* begin INPUT FOR THIS TASK *

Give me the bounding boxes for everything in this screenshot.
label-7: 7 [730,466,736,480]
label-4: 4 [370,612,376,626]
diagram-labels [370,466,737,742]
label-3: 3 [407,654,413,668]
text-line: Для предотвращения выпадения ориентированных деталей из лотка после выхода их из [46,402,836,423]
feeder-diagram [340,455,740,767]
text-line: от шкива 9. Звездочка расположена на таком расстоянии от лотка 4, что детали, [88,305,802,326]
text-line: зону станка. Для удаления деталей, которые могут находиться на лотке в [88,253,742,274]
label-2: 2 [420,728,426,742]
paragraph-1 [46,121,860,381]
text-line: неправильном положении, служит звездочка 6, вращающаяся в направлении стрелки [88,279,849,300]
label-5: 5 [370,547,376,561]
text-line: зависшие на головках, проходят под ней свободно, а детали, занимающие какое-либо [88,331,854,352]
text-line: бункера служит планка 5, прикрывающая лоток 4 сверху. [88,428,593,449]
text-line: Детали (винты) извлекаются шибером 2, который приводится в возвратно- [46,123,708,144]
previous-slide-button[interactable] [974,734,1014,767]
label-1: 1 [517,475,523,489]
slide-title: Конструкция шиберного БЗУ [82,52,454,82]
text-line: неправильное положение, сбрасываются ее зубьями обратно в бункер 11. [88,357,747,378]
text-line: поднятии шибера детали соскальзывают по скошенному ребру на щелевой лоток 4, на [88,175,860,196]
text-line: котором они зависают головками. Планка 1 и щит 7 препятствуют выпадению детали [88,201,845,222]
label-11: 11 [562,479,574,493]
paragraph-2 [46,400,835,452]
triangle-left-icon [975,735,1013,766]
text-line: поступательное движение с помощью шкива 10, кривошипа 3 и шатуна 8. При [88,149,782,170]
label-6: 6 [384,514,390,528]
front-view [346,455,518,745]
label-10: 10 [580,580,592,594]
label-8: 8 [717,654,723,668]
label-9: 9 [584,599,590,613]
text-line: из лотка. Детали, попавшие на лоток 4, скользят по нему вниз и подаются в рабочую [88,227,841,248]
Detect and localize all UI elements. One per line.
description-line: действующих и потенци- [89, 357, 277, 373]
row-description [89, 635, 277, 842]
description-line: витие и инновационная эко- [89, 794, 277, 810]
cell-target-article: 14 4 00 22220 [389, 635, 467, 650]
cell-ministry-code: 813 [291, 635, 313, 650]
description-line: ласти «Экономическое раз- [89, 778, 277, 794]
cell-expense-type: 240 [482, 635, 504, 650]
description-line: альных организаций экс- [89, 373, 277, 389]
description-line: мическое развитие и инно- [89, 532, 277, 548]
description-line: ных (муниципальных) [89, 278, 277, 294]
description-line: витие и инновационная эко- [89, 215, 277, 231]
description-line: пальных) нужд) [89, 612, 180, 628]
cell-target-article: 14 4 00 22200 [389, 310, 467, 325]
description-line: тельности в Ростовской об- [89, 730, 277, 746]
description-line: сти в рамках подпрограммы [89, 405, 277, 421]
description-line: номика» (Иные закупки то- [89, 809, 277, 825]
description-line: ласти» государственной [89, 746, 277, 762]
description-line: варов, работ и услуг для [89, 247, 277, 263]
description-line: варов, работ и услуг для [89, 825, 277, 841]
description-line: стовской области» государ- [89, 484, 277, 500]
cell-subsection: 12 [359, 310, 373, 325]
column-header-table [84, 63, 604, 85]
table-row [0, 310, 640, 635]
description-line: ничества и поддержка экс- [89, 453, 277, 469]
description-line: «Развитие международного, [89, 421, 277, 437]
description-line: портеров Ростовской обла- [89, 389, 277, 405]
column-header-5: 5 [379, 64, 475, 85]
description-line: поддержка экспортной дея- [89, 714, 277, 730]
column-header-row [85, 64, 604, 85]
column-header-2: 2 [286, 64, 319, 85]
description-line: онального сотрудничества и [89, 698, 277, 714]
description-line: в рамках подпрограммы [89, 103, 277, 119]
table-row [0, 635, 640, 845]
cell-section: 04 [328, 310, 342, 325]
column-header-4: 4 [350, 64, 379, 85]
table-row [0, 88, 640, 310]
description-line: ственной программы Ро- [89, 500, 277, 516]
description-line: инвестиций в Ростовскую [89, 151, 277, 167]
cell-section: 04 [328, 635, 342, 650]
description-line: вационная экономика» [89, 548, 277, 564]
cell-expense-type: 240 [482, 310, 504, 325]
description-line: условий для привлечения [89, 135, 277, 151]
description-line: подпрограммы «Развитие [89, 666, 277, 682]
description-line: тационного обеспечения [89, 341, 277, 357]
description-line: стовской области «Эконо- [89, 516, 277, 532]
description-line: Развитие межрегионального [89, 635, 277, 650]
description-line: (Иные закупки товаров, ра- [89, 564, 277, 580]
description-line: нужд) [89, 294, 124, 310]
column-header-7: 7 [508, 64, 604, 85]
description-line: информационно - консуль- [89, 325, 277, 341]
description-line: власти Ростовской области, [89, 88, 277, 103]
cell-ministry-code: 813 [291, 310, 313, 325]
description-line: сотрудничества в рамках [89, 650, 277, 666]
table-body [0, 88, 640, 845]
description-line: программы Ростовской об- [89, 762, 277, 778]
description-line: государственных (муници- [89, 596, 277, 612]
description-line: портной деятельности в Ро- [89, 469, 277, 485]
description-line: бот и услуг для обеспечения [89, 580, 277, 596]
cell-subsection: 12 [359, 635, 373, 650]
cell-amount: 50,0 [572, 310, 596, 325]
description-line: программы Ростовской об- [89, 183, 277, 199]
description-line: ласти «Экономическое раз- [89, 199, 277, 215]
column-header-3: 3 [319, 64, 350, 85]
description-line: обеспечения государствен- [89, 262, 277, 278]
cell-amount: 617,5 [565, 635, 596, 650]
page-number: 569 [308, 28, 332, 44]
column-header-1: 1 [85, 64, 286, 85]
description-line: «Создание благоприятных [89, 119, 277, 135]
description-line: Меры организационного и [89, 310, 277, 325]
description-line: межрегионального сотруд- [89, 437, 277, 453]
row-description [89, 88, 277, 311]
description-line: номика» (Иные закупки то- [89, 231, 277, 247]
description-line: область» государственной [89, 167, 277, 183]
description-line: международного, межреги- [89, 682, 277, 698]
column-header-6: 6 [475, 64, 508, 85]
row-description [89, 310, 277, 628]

* end INPUT FOR THIS TASK *

Set out every line of the records above as a Markdown table with the columns "No." and "Line", numbering each row and skipping any blank lines.

#### REPLY
| No. | Line |
|---|---|
| 1 | Give me the bounding boxes for everything in this screenshot. |
| 2 | label-7: 7 [730,466,736,480] |
| 3 | label-4: 4 [370,612,376,626] |
| 4 | diagram-labels [370,466,737,742] |
| 5 | label-3: 3 [407,654,413,668] |
| 6 | text-line: Для предотвращения выпадения ориентированных деталей из лотка после выхода их из [46,402,836,423] |
| 7 | feeder-diagram [340,455,740,767] |
| 8 | text-line: от шкива 9. Звездочка расположена на таком расстоянии от лотка 4, что детали, [88,305,802,326] |
| 9 | text-line: зону станка. Для удаления деталей, которые могут находиться на лотке в [88,253,742,274] |
| 10 | label-2: 2 [420,728,426,742] |
| 11 | paragraph-1 [46,121,860,381] |
| 12 | text-line: неправильном положении, служит звездочка 6, вращающаяся в направлении стрелки [88,279,849,300] |
| 13 | label-5: 5 [370,547,376,561] |
| 14 | text-line: зависшие на головках, проходят под ней свободно, а детали, занимающие какое-либо [88,331,854,352] |
| 15 | text-line: бункера служит планка 5, прикрывающая лоток 4 сверху. [88,428,593,449] |
| 16 | text-line: Детали (винты) извлекаются шибером 2, который приводится в возвратно- [46,123,708,144] |
| 17 | previous-slide-button[interactable] [974,734,1014,767] |
| 18 | label-1: 1 [517,475,523,489] |
| 19 | slide-title: Конструкция шиберного БЗУ [82,52,454,82] |
| 20 | text-line: неправильное положение, сбрасываются ее зубьями обратно в бункер 11. [88,357,747,378] |
| 21 | text-line: поднятии шибера детали соскальзывают по скошенному ребру на щелевой лоток 4, на [88,175,860,196] |
| 22 | text-line: котором они зависают головками. Планка 1 и щит 7 препятствуют выпадению детали [88,201,845,222] |
| 23 | label-11: 11 [562,479,574,493] |
| 24 | paragraph-2 [46,400,835,452] |
| 25 | triangle-left-icon [975,735,1013,766] |
| 26 | text-line: поступательное движение с помощью шкива 10, кривошипа 3 и шатуна 8. При [88,149,782,170] |
| 27 | label-6: 6 [384,514,390,528] |
| 28 | front-view [346,455,518,745] |
| 29 | label-10: 10 [580,580,592,594] |
| 30 | label-8: 8 [717,654,723,668] |
| 31 | label-9: 9 [584,599,590,613] |
| 32 | text-line: из лотка. Детали, попавшие на лоток 4, скользят по нему вниз и подаются в рабочую [88,227,841,248] |
| 33 | Detect and localize all UI elements. One per line. |
| 34 | description-line: действующих и потенци- [89, 357, 277, 373] |
| 35 | row-description [89, 635, 277, 842] |
| 36 | description-line: витие и инновационная эко- [89, 794, 277, 810] |
| 37 | cell-target-article: 14 4 00 22220 [389, 635, 467, 650] |
| 38 | cell-ministry-code: 813 [291, 635, 313, 650] |
| 39 | description-line: ласти «Экономическое раз- [89, 778, 277, 794] |
| 40 | cell-expense-type: 240 [482, 635, 504, 650] |
| 41 | description-line: альных организаций экс- [89, 373, 277, 389] |
| 42 | description-line: мическое развитие и инно- [89, 532, 277, 548] |
| 43 | description-line: ных (муниципальных) [89, 278, 277, 294] |
| 44 | description-line: витие и инновационная эко- [89, 215, 277, 231] |
| 45 | description-line: пальных) нужд) [89, 612, 180, 628] |
| 46 | cell-target-article: 14 4 00 22200 [389, 310, 467, 325] |
| 47 | description-line: тельности в Ростовской об- [89, 730, 277, 746] |
| 48 | description-line: сти в рамках подпрограммы [89, 405, 277, 421] |
| 49 | description-line: номика» (Иные закупки то- [89, 809, 277, 825] |
| 50 | description-line: ласти» государственной [89, 746, 277, 762] |
| 51 | description-line: варов, работ и услуг для [89, 247, 277, 263] |
| 52 | description-line: варов, работ и услуг для [89, 825, 277, 841] |
| 53 | description-line: стовской области» государ- [89, 484, 277, 500] |
| 54 | cell-subsection: 12 [359, 310, 373, 325] |
| 55 | column-header-table [84, 63, 604, 85] |
| 56 | table-row [0, 310, 640, 635] |
| 57 | description-line: ничества и поддержка экс- [89, 453, 277, 469] |
| 58 | description-line: «Развитие международного, [89, 421, 277, 437] |
| 59 | description-line: портеров Ростовской обла- [89, 389, 277, 405] |
| 60 | column-header-5: 5 [379, 64, 475, 85] |
| 61 | description-line: поддержка экспортной дея- [89, 714, 277, 730] |
| 62 | column-header-row [85, 64, 604, 85] |
| 63 | column-header-2: 2 [286, 64, 319, 85] |
| 64 | description-line: онального сотрудничества и [89, 698, 277, 714] |
| 65 | description-line: в рамках подпрограммы [89, 103, 277, 119] |
| 66 | table-row [0, 635, 640, 845] |
| 67 | cell-section: 04 [328, 310, 342, 325] |
| 68 | column-header-4: 4 [350, 64, 379, 85] |
| 69 | table-row [0, 88, 640, 310] |
| 70 | description-line: ственной программы Ро- [89, 500, 277, 516] |
| 71 | description-line: инвестиций в Ростовскую [89, 151, 277, 167] |
| 72 | cell-section: 04 [328, 635, 342, 650] |
| 73 | description-line: вационная экономика» [89, 548, 277, 564] |
| 74 | cell-expense-type: 240 [482, 310, 504, 325] |
| 75 | description-line: условий для привлечения [89, 135, 277, 151] |
| 76 | description-line: подпрограммы «Развитие [89, 666, 277, 682] |
| 77 | description-line: тационного обеспечения [89, 341, 277, 357] |
| 78 | description-line: стовской области «Эконо- [89, 516, 277, 532] |
| 79 | description-line: Развитие межрегионального [89, 635, 277, 650] |
| 80 | description-line: (Иные закупки товаров, ра- [89, 564, 277, 580] |
| 81 | description-line: нужд) [89, 294, 124, 310] |
| 82 | column-header-7: 7 [508, 64, 604, 85] |
| 83 | description-line: информационно - консуль- [89, 325, 277, 341] |
| 84 | description-line: власти Ростовской области, [89, 88, 277, 103] |
| 85 | cell-ministry-code: 813 [291, 310, 313, 325] |
| 86 | description-line: сотрудничества в рамках [89, 650, 277, 666] |
| 87 | table-body [0, 88, 640, 845] |
| 88 | description-line: программы Ростовской об- [89, 762, 277, 778] |
| 89 | description-line: государственных (муници- [89, 596, 277, 612] |
| 90 | description-line: портной деятельности в Ро- [89, 469, 277, 485] |
| 91 | description-line: бот и услуг для обеспечения [89, 580, 277, 596] |
| 92 | cell-subsection: 12 [359, 635, 373, 650] |
| 93 | cell-amount: 50,0 [572, 310, 596, 325] |
| 94 | description-line: программы Ростовской об- [89, 183, 277, 199] |
| 95 | description-line: ласти «Экономическое раз- [89, 199, 277, 215] |
| 96 | column-header-3: 3 [319, 64, 350, 85] |
| 97 | description-line: обеспечения государствен- [89, 262, 277, 278] |
| 98 | cell-amount: 617,5 [565, 635, 596, 650] |
| 99 | page-number: 569 [308, 28, 332, 44] |
| 100 | column-header-1: 1 [85, 64, 286, 85] |
| 101 | description-line: «Создание благоприятных [89, 119, 277, 135] |
| 102 | description-line: Меры организационного и [89, 310, 277, 325] |
| 103 | description-line: межрегионального сотруд- [89, 437, 277, 453] |
| 104 | row-description [89, 88, 277, 311] |
| 105 | description-line: номика» (Иные закупки то- [89, 231, 277, 247] |
| 106 | description-line: область» государственной [89, 167, 277, 183] |
| 107 | description-line: международного, межреги- [89, 682, 277, 698] |
| 108 | column-header-6: 6 [475, 64, 508, 85] |
| 109 | row-description [89, 310, 277, 628] |